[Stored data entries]
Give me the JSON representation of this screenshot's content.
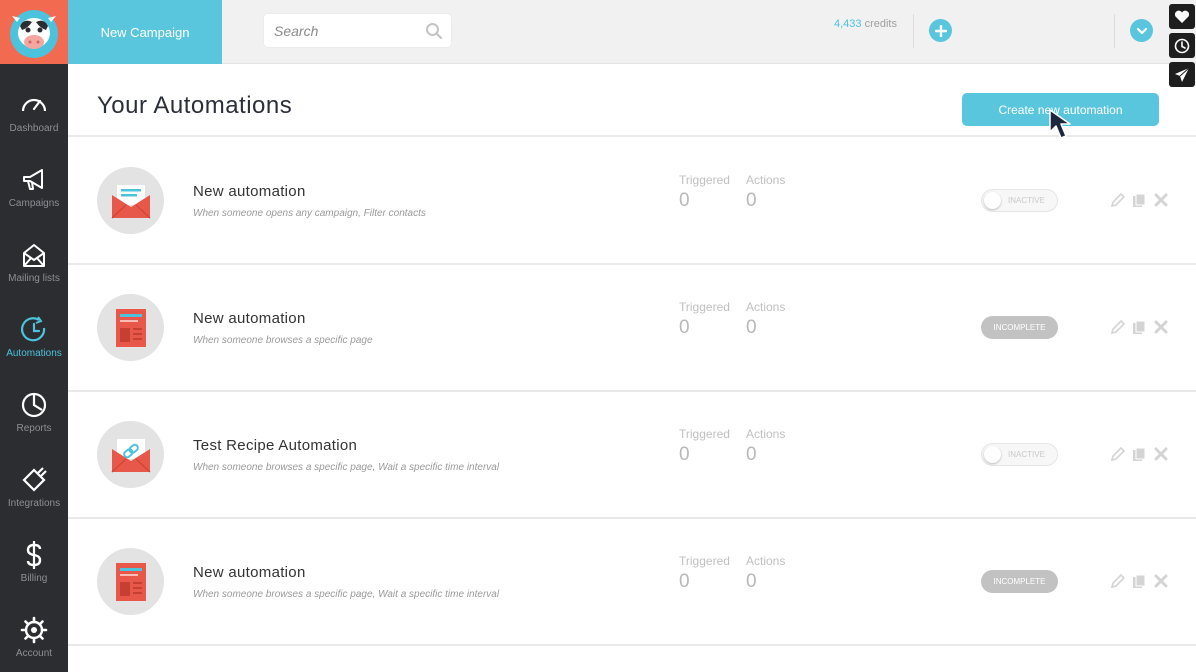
{
  "sidebar": {
    "items": [
      {
        "label": "Dashboard",
        "icon": "gauge-icon"
      },
      {
        "label": "Campaigns",
        "icon": "megaphone-icon"
      },
      {
        "label": "Mailing lists",
        "icon": "envelope-icon"
      },
      {
        "label": "Automations",
        "icon": "clock-refresh-icon",
        "active": true
      },
      {
        "label": "Reports",
        "icon": "pie-chart-icon"
      },
      {
        "label": "Integrations",
        "icon": "plug-icon"
      },
      {
        "label": "Billing",
        "icon": "dollar-icon"
      },
      {
        "label": "Account",
        "icon": "gear-icon"
      }
    ]
  },
  "topbar": {
    "new_campaign": "New Campaign",
    "search_placeholder": "Search",
    "credits_value": "4,433",
    "credits_label": "credits"
  },
  "main": {
    "title": "Your Automations",
    "create_button": "Create new automation",
    "stat_labels": {
      "triggered": "Triggered",
      "actions": "Actions"
    },
    "automations": [
      {
        "name": "New automation",
        "description": "When someone opens any campaign, Filter contacts",
        "triggered": "0",
        "actions": "0",
        "status": "INACTIVE",
        "icon": "open-envelope-icon"
      },
      {
        "name": "New automation",
        "description": "When someone browses a specific page",
        "triggered": "0",
        "actions": "0",
        "status": "INCOMPLETE",
        "icon": "web-page-icon"
      },
      {
        "name": "Test Recipe Automation",
        "description": "When someone browses a specific page, Wait a specific time interval",
        "triggered": "0",
        "actions": "0",
        "status": "INACTIVE",
        "icon": "link-envelope-icon"
      },
      {
        "name": "New automation",
        "description": "When someone browses a specific page, Wait a specific time interval",
        "triggered": "0",
        "actions": "0",
        "status": "INCOMPLETE",
        "icon": "web-page-icon"
      }
    ]
  },
  "colors": {
    "accent": "#59c6dd",
    "logo_bg": "#f26b50",
    "sidebar_bg": "#2b2d30",
    "icon_red": "#e8584a"
  }
}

__Written problem__
Leave out the pictures and give the rest of the records again exactly.

__Solution__
Give me the JSON representation of this screenshot's content.
{
  "sidebar": {
    "items": [
      {
        "label": "Dashboard",
        "icon": "gauge-icon"
      },
      {
        "label": "Campaigns",
        "icon": "megaphone-icon"
      },
      {
        "label": "Mailing lists",
        "icon": "envelope-icon"
      },
      {
        "label": "Automations",
        "icon": "clock-refresh-icon",
        "active": true
      },
      {
        "label": "Reports",
        "icon": "pie-chart-icon"
      },
      {
        "label": "Integrations",
        "icon": "plug-icon"
      },
      {
        "label": "Billing",
        "icon": "dollar-icon"
      },
      {
        "label": "Account",
        "icon": "gear-icon"
      }
    ]
  },
  "topbar": {
    "new_campaign": "New Campaign",
    "search_placeholder": "Search",
    "credits_value": "4,433",
    "credits_label": "credits"
  },
  "main": {
    "title": "Your Automations",
    "create_button": "Create new automation",
    "stat_labels": {
      "triggered": "Triggered",
      "actions": "Actions"
    },
    "automations": [
      {
        "name": "New automation",
        "description": "When someone opens any campaign, Filter contacts",
        "triggered": "0",
        "actions": "0",
        "status": "INACTIVE",
        "icon": "open-envelope-icon"
      },
      {
        "name": "New automation",
        "description": "When someone browses a specific page",
        "triggered": "0",
        "actions": "0",
        "status": "INCOMPLETE",
        "icon": "web-page-icon"
      },
      {
        "name": "Test Recipe Automation",
        "description": "When someone browses a specific page, Wait a specific time interval",
        "triggered": "0",
        "actions": "0",
        "status": "INACTIVE",
        "icon": "link-envelope-icon"
      },
      {
        "name": "New automation",
        "description": "When someone browses a specific page, Wait a specific time interval",
        "triggered": "0",
        "actions": "0",
        "status": "INCOMPLETE",
        "icon": "web-page-icon"
      }
    ]
  },
  "colors": {
    "accent": "#59c6dd",
    "logo_bg": "#f26b50",
    "sidebar_bg": "#2b2d30",
    "icon_red": "#e8584a"
  }
}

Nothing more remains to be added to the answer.